Each entry needs to be restated exactly as written.
───── THE INPUT ─────
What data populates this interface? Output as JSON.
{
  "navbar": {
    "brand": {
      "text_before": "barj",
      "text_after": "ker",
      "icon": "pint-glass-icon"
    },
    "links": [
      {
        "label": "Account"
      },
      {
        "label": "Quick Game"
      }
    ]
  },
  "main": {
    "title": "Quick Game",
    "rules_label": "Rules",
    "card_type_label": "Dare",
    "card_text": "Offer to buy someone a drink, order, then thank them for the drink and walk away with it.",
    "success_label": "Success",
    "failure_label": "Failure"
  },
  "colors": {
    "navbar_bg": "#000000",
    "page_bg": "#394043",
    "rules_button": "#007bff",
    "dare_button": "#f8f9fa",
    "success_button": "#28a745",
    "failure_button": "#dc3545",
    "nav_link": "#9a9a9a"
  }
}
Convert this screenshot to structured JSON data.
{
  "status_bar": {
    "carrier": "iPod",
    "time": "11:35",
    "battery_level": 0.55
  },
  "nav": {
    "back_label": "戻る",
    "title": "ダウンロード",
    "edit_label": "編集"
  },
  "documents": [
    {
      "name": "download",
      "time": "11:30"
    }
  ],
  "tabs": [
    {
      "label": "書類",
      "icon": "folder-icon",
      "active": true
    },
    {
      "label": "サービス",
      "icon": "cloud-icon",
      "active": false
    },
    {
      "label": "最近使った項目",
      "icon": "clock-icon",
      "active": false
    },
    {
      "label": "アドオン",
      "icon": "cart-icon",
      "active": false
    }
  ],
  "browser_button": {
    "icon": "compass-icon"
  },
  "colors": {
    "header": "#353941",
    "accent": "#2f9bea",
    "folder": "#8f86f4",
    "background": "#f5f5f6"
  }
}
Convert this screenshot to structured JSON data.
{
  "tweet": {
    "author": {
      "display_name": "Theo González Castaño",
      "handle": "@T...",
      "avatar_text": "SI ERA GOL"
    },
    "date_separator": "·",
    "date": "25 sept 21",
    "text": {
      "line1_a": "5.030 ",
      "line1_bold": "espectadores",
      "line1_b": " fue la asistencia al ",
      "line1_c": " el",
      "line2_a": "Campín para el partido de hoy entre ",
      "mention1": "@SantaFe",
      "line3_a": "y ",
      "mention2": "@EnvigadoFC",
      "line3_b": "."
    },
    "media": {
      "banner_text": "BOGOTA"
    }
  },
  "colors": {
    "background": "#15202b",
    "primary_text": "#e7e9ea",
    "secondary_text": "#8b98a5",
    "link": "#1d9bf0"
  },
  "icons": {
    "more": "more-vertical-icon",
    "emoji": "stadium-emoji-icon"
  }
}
─────
EXERCISE ANSWER
What data populates this interface? Output as JSON.
{
  "navbar": {
    "brand": {
      "text_before": "barj",
      "text_after": "ker",
      "icon": "pint-glass-icon"
    },
    "links": [
      {
        "label": "Account"
      },
      {
        "label": "Quick Game"
      }
    ]
  },
  "main": {
    "title": "Quick Game",
    "rules_label": "Rules",
    "card_type_label": "Dare",
    "card_text": "Offer to buy someone a drink, order, then thank them for the drink and walk away with it.",
    "success_label": "Success",
    "failure_label": "Failure"
  },
  "colors": {
    "navbar_bg": "#000000",
    "page_bg": "#394043",
    "rules_button": "#007bff",
    "dare_button": "#f8f9fa",
    "success_button": "#28a745",
    "failure_button": "#dc3545",
    "nav_link": "#9a9a9a"
  }
}
Convert this screenshot to structured JSON data.
{
  "status_bar": {
    "carrier": "iPod",
    "time": "11:35",
    "battery_level": 0.55
  },
  "nav": {
    "back_label": "戻る",
    "title": "ダウンロード",
    "edit_label": "編集"
  },
  "documents": [
    {
      "name": "download",
      "time": "11:30"
    }
  ],
  "tabs": [
    {
      "label": "書類",
      "icon": "folder-icon",
      "active": true
    },
    {
      "label": "サービス",
      "icon": "cloud-icon",
      "active": false
    },
    {
      "label": "最近使った項目",
      "icon": "clock-icon",
      "active": false
    },
    {
      "label": "アドオン",
      "icon": "cart-icon",
      "active": false
    }
  ],
  "browser_button": {
    "icon": "compass-icon"
  },
  "colors": {
    "header": "#353941",
    "accent": "#2f9bea",
    "folder": "#8f86f4",
    "background": "#f5f5f6"
  }
}
Convert this screenshot to structured JSON data.
{
  "tweet": {
    "author": {
      "display_name": "Theo González Castaño",
      "handle": "@T...",
      "avatar_text": "SI ERA GOL"
    },
    "date_separator": "·",
    "date": "25 sept 21",
    "text": {
      "line1_a": "5.030 ",
      "line1_bold": "espectadores",
      "line1_b": " fue la asistencia al ",
      "line1_c": " el",
      "line2_a": "Campín para el partido de hoy entre ",
      "mention1": "@SantaFe",
      "line3_a": "y ",
      "mention2": "@EnvigadoFC",
      "line3_b": "."
    },
    "media": {
      "banner_text": "BOGOTA"
    }
  },
  "colors": {
    "background": "#15202b",
    "primary_text": "#e7e9ea",
    "secondary_text": "#8b98a5",
    "link": "#1d9bf0"
  },
  "icons": {
    "more": "more-vertical-icon",
    "emoji": "stadium-emoji-icon"
  }
}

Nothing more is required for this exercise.